• **YOUR ASSIGNMENT**
Look through the records that follow. Copy every line containing the word "modem".

• **DATA TO PROCESS**
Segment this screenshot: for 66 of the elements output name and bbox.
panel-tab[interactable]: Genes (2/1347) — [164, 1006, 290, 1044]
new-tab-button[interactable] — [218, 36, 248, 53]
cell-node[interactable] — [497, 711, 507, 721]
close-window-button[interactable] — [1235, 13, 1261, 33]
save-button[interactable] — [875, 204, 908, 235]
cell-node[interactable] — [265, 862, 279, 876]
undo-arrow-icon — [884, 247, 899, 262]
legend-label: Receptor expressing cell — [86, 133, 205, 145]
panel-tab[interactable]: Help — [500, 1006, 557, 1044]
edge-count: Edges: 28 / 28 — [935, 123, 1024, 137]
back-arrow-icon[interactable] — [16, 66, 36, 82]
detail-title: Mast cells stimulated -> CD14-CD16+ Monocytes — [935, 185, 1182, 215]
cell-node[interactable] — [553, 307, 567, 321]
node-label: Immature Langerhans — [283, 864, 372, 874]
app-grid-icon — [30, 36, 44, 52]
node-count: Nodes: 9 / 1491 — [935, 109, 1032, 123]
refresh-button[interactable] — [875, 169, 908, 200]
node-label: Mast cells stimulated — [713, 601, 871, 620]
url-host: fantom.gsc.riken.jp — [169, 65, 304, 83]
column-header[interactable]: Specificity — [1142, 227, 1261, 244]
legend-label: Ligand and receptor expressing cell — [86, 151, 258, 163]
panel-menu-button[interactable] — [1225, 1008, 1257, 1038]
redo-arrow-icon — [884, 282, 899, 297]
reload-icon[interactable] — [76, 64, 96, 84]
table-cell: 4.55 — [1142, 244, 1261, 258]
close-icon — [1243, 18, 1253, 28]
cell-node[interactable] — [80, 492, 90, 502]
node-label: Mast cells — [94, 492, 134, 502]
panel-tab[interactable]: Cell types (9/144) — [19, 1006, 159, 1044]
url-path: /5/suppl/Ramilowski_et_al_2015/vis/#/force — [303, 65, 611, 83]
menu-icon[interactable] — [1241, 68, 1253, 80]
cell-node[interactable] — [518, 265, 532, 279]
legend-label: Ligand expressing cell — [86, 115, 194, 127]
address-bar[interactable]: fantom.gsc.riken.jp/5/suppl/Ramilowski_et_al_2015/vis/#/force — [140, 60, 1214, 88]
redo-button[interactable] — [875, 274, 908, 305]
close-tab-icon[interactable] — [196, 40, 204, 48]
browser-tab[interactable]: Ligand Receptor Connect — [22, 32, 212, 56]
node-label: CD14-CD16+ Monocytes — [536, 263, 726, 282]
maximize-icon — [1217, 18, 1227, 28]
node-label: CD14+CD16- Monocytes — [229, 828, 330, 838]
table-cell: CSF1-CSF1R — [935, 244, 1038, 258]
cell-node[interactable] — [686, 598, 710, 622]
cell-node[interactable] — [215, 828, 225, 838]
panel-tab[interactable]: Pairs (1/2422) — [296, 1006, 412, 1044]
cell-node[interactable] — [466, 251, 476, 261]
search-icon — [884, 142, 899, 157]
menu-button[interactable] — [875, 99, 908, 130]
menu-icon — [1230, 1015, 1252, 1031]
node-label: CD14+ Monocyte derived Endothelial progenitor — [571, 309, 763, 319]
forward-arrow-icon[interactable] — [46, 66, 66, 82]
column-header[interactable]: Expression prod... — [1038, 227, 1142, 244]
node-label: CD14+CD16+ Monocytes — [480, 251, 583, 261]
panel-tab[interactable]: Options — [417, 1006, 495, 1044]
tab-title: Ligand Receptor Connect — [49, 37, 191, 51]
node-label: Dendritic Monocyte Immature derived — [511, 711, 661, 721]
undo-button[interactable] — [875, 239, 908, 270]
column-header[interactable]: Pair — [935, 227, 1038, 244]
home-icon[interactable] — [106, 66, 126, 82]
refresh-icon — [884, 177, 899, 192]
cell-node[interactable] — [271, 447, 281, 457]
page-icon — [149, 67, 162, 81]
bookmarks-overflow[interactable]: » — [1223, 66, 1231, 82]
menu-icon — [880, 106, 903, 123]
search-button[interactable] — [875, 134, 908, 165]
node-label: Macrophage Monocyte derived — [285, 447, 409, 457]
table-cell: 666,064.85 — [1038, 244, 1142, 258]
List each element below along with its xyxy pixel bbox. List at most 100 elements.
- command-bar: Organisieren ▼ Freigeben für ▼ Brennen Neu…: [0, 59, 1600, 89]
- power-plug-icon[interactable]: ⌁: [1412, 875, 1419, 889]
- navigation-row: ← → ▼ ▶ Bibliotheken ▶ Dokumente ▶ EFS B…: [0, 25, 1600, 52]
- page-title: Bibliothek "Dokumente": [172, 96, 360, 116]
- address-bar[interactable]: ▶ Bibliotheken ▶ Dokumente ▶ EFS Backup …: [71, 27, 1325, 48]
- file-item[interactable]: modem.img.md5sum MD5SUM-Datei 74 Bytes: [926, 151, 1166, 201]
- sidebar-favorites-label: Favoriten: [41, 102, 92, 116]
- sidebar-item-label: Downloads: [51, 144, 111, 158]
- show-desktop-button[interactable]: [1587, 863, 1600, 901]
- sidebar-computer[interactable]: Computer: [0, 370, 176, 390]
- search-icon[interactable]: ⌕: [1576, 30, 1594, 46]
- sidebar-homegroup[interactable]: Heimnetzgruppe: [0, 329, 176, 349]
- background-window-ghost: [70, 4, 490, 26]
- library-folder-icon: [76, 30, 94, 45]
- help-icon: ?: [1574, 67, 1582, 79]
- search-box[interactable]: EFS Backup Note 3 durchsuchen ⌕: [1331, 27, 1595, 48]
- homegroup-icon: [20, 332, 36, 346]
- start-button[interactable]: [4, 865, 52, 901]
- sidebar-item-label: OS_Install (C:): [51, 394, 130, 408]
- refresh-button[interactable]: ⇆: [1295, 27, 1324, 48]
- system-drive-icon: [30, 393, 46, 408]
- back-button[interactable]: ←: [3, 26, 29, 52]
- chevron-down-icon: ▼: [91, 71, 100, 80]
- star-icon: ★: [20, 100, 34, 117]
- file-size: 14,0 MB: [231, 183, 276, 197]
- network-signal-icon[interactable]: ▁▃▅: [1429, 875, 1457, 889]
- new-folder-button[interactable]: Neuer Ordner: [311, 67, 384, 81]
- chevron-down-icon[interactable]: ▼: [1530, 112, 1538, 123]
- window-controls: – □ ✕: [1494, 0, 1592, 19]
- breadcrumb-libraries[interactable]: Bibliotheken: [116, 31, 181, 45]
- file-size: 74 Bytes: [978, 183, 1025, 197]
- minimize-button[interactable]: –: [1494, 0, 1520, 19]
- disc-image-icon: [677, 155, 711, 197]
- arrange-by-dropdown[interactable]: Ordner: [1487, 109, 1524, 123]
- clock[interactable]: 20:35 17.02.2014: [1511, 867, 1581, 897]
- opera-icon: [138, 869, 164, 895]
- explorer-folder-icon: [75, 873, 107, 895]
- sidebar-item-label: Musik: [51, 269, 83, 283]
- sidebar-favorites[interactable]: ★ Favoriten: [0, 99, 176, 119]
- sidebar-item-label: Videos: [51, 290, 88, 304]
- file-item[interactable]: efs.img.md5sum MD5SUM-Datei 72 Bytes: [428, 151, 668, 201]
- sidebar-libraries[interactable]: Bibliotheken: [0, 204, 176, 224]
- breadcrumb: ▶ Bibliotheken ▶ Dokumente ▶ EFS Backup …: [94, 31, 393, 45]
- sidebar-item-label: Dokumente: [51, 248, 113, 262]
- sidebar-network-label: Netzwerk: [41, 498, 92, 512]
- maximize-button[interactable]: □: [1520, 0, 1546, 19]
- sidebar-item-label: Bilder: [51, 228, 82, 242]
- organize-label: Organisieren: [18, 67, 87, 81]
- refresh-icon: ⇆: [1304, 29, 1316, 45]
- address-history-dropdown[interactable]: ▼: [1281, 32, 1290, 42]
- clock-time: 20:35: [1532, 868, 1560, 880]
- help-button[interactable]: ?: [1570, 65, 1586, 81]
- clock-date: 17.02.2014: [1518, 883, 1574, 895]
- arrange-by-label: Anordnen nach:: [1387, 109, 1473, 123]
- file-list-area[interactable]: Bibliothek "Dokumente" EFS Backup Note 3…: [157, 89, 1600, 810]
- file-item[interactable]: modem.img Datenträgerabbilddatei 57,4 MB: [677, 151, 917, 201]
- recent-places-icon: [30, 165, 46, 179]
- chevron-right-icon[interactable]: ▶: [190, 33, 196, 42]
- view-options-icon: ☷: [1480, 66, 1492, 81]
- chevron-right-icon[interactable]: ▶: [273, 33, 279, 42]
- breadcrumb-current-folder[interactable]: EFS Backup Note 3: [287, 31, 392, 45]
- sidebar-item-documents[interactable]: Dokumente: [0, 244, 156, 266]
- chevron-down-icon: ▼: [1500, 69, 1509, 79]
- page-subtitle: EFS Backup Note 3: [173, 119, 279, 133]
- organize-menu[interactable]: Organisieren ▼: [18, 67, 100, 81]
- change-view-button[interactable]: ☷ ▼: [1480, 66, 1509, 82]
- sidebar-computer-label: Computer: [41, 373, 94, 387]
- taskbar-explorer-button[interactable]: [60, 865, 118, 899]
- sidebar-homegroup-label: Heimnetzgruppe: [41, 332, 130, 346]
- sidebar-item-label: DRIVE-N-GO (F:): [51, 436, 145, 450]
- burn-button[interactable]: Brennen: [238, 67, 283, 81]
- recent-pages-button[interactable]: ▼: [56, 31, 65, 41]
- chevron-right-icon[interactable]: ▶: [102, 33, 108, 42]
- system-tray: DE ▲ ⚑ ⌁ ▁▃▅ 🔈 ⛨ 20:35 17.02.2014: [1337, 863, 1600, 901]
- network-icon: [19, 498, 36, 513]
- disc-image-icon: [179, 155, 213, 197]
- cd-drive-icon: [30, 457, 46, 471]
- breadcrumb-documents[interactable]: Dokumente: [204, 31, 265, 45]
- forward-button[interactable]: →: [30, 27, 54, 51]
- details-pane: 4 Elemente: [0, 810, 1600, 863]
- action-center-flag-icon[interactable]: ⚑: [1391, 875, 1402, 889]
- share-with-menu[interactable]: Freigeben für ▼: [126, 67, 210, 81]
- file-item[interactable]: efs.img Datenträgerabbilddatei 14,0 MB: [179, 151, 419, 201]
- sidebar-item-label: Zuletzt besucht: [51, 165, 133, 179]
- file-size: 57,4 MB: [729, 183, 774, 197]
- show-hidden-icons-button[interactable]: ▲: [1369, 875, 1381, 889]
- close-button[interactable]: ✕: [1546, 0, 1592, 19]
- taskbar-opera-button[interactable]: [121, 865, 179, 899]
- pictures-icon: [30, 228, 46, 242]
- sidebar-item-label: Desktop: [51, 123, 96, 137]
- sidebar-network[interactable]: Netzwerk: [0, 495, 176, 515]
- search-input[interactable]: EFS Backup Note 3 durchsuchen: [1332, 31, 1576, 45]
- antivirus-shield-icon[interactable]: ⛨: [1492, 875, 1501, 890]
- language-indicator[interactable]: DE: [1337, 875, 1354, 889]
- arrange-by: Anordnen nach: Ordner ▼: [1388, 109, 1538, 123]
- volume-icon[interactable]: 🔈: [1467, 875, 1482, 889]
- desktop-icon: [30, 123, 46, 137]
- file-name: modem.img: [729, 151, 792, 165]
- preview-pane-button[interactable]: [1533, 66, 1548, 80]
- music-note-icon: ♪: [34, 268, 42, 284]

• **ANSWER BELOW**
- file-item[interactable]: modem.img.md5sum MD5SUM-Datei 74 Bytes: [926, 151, 1166, 201]
- file-item[interactable]: modem.img Datenträgerabbilddatei 57,4 MB: [677, 151, 917, 201]
- file-name: modem.img: [729, 151, 792, 165]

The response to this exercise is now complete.